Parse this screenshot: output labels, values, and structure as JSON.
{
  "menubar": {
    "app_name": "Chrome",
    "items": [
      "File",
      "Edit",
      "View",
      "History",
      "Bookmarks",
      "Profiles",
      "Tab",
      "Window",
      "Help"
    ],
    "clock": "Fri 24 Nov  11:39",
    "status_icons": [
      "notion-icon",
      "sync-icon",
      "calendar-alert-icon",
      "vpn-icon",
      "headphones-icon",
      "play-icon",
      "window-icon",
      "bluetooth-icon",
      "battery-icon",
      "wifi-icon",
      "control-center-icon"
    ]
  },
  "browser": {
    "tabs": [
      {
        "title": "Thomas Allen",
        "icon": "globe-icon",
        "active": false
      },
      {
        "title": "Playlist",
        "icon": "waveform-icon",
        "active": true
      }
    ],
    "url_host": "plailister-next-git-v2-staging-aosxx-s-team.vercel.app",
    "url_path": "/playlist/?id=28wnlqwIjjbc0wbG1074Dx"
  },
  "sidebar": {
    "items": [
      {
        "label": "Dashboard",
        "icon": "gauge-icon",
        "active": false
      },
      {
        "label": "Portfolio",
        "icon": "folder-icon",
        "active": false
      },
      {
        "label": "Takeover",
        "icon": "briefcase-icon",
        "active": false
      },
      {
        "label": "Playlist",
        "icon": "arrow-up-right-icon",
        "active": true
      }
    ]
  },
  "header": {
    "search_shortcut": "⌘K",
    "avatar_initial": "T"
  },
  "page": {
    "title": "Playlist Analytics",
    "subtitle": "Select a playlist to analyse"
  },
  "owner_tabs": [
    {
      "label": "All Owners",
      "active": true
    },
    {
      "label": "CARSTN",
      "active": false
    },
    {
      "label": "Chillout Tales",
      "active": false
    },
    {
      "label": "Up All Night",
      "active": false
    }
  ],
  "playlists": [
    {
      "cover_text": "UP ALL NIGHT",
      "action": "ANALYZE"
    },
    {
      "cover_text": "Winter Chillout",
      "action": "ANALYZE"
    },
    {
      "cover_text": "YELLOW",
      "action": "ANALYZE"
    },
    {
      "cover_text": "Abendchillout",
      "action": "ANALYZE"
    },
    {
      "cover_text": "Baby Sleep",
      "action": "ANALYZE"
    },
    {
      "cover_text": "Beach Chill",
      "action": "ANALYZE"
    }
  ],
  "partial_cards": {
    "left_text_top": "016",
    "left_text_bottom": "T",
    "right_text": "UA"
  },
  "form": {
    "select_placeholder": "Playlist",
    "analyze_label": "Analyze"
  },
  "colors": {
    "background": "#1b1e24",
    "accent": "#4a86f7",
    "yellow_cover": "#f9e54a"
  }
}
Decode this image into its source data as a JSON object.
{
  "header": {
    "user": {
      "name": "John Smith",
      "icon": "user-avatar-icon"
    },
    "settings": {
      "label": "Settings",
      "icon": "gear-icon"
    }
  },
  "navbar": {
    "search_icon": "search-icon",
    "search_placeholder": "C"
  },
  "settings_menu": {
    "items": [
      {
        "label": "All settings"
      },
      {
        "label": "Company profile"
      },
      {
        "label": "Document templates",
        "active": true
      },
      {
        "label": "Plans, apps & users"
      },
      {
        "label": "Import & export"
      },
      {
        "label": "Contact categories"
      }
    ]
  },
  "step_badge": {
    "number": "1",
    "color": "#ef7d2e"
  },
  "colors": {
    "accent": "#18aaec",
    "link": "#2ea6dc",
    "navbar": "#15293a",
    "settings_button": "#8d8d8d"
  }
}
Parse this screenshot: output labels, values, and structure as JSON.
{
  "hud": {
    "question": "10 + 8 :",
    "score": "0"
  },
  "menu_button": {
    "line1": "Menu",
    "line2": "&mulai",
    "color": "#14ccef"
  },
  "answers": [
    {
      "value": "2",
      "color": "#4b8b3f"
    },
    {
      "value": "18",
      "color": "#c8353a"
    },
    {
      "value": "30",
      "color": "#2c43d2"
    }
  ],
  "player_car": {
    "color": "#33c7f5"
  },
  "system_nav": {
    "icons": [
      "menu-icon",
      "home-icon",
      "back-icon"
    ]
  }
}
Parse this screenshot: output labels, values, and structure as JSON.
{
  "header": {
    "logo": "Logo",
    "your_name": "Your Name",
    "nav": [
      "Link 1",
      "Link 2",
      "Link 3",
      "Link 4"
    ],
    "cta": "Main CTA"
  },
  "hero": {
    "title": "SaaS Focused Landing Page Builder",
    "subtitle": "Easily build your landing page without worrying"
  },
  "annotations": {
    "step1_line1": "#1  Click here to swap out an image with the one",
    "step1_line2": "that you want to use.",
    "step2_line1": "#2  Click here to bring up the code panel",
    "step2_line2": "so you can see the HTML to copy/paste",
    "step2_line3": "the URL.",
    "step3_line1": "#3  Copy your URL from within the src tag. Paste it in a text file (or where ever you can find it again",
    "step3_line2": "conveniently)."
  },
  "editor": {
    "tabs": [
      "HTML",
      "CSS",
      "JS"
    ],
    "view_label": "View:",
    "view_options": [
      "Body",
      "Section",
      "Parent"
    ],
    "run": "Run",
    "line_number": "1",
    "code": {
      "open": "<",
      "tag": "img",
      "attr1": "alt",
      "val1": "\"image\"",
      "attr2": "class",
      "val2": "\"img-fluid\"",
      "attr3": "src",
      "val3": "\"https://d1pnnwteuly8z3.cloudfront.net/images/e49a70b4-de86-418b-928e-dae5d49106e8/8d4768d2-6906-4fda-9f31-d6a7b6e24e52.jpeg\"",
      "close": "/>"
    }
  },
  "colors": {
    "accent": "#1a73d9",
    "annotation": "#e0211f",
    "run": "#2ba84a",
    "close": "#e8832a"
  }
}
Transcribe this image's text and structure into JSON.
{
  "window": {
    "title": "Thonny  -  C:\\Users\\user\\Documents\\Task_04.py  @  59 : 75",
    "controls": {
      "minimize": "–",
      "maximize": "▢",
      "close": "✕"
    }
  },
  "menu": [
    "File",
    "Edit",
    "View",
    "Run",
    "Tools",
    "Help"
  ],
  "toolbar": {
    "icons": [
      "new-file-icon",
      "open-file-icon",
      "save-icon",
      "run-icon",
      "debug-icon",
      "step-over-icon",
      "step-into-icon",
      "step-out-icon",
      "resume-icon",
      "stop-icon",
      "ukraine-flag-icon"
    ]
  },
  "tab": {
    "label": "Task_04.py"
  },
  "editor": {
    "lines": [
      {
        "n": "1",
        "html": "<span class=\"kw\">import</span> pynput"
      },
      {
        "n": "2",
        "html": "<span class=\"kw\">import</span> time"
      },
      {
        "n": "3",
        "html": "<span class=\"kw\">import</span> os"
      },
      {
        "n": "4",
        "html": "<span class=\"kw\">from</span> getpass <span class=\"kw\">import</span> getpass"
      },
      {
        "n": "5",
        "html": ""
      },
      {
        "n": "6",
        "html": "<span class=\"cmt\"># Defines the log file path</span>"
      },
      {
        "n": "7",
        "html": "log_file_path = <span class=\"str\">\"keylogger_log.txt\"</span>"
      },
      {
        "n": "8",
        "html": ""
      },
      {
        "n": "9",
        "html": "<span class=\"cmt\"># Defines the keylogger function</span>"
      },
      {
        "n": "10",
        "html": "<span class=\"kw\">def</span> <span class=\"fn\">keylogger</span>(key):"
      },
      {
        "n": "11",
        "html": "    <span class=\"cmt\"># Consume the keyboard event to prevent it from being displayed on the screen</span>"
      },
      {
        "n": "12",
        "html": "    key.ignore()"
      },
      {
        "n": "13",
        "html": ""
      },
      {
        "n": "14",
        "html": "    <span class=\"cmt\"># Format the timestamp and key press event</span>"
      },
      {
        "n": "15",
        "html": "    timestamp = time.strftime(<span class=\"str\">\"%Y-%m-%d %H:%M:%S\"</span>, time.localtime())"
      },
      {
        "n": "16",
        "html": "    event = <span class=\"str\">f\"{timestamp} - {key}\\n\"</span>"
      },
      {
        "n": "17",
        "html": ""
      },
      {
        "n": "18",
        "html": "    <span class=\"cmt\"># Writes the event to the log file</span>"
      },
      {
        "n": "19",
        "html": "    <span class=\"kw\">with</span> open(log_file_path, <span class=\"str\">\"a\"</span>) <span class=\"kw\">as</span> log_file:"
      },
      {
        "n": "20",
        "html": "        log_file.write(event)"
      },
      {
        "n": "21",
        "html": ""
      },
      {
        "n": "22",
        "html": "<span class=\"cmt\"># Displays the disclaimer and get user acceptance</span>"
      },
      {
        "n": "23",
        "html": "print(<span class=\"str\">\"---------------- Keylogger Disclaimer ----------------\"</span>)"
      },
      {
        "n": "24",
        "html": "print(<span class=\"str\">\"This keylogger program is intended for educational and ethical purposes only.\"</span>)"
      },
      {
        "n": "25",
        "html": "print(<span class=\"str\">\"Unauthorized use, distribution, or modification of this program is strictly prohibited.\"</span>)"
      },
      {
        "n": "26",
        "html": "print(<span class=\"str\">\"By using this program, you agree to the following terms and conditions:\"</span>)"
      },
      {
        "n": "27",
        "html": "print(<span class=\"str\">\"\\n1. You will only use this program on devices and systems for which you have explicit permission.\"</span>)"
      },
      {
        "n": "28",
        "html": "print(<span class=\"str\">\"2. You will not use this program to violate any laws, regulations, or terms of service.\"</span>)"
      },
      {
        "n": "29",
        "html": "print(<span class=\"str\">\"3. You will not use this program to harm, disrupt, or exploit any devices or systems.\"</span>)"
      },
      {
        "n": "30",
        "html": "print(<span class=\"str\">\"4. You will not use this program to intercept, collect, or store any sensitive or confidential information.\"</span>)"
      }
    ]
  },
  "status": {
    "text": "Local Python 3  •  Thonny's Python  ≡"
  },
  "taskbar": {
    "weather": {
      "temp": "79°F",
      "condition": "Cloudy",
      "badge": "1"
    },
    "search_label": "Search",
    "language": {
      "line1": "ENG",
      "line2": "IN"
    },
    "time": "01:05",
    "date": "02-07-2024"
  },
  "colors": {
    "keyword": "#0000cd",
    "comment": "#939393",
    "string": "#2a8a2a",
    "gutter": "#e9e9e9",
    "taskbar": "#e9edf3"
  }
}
----------------------------------------
◆ Task prompt ◆
Locate all lines holding the word "devices", then copy them out.

◆ Correct output ◆
        "html": "print(<span class=\"str\">\"\\n1. You will only use this program on devices and systems for which you have explicit permission.\"</span>)"
        "html": "print(<span class=\"str\">\"3. You will not use this program to harm, disrupt, or exploit any devices or systems.\"</span>)"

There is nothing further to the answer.